Figure content listings:
= = = = =
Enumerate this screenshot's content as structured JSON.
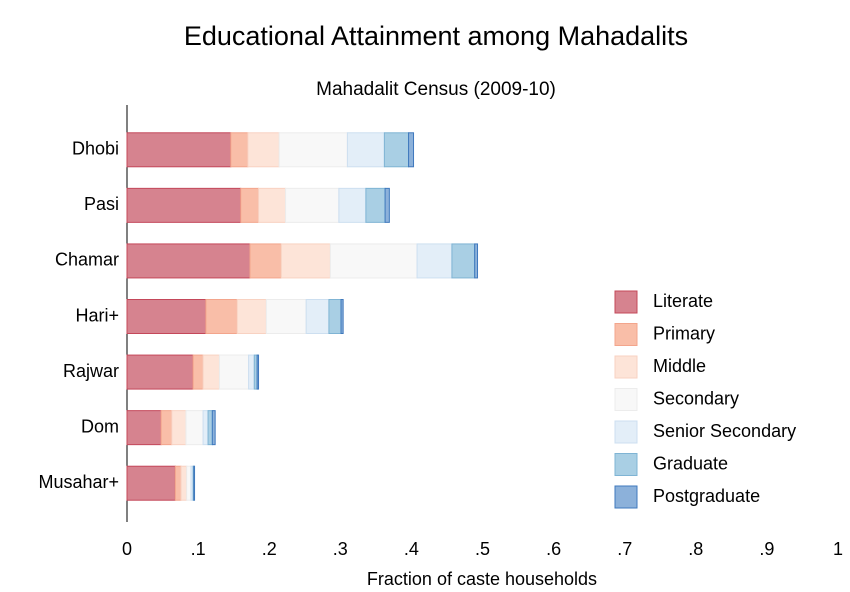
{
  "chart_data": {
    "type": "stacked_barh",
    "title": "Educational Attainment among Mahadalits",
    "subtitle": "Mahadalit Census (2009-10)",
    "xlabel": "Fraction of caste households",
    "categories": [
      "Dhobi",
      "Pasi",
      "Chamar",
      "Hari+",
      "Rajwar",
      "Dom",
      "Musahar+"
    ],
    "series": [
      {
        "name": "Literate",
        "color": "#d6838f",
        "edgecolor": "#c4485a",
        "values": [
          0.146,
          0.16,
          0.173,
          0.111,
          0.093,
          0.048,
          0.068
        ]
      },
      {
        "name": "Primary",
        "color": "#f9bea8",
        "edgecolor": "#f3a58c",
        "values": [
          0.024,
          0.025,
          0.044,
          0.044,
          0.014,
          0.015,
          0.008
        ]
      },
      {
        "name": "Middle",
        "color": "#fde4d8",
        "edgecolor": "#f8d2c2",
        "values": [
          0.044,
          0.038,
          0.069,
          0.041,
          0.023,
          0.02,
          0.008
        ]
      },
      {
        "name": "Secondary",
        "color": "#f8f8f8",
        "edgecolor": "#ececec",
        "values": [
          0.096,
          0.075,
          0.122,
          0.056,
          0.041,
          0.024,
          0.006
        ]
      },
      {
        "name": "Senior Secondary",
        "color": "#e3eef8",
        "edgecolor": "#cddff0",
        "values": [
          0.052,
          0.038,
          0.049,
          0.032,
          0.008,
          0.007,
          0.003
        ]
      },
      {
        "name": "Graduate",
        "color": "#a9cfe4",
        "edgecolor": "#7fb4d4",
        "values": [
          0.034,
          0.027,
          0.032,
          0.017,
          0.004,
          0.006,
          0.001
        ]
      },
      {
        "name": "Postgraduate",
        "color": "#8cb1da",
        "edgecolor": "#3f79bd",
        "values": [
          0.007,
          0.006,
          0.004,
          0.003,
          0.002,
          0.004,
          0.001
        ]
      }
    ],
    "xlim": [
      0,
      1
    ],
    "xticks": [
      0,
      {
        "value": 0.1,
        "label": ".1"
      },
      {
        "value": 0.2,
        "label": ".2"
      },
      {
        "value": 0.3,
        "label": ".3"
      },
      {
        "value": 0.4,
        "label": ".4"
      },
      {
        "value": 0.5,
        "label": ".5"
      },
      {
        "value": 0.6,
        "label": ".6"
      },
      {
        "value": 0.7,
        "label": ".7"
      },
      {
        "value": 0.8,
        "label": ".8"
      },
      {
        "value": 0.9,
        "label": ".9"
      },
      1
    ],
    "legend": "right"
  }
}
= = = = =
## What you have to do
Copy out every line of the material above that mentions the word "name".

## Reply
        "name": "Literate",
        "name": "Primary",
        "name": "Middle",
        "name": "Secondary",
        "name": "Senior Secondary",
        "name": "Graduate",
        "name": "Postgraduate",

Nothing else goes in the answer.